- PROBLEM STATEMENT: Read the lines below. Copy out any that hold the string "rest".

### STUDY MATERIAL

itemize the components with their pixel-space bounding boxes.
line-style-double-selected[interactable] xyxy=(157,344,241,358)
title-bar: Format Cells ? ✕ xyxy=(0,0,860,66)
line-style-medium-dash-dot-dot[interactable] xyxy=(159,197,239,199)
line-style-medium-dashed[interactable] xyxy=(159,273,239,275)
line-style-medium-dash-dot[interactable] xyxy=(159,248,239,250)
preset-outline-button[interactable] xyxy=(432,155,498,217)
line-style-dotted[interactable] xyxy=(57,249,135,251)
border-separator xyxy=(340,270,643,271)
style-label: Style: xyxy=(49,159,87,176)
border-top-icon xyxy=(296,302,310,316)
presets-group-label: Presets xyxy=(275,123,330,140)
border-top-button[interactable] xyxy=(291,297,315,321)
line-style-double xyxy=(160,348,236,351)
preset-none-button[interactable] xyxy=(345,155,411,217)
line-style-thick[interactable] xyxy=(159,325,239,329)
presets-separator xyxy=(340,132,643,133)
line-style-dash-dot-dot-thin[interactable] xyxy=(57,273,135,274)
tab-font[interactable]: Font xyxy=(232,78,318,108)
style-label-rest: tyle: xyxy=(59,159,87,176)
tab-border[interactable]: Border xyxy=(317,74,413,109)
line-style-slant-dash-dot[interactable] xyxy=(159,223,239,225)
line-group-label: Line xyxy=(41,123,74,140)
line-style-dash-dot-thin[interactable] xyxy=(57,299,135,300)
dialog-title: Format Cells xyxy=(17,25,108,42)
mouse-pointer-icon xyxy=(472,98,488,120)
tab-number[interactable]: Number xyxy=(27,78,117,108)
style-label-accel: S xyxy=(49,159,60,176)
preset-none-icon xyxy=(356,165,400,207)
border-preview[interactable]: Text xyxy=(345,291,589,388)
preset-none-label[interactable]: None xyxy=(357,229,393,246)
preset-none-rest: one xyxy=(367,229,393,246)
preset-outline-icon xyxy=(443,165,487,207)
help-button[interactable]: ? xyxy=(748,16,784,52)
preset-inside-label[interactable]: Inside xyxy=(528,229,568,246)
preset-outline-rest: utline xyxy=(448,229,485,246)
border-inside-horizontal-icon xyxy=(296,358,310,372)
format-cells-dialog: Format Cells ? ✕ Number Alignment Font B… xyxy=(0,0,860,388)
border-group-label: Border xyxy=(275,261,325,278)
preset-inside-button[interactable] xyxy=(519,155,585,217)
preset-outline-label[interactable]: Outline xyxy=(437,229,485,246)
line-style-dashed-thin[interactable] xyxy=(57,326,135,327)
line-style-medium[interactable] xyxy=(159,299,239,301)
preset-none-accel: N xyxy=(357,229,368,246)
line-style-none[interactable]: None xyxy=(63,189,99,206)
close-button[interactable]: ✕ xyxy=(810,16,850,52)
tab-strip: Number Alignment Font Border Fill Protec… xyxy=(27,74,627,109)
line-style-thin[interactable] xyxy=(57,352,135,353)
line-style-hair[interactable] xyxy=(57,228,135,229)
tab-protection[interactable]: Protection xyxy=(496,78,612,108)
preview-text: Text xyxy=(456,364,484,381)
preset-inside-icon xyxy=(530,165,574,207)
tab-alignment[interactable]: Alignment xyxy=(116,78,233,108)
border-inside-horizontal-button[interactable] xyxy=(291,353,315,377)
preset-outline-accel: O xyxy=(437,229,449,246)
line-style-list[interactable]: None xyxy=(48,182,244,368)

######

- OUTPUT OF THE EXERCISE:
style-label-rest: tyle: xyxy=(59,159,87,176)
preset-none-rest: one xyxy=(367,229,393,246)
preset-outline-rest: utline xyxy=(448,229,485,246)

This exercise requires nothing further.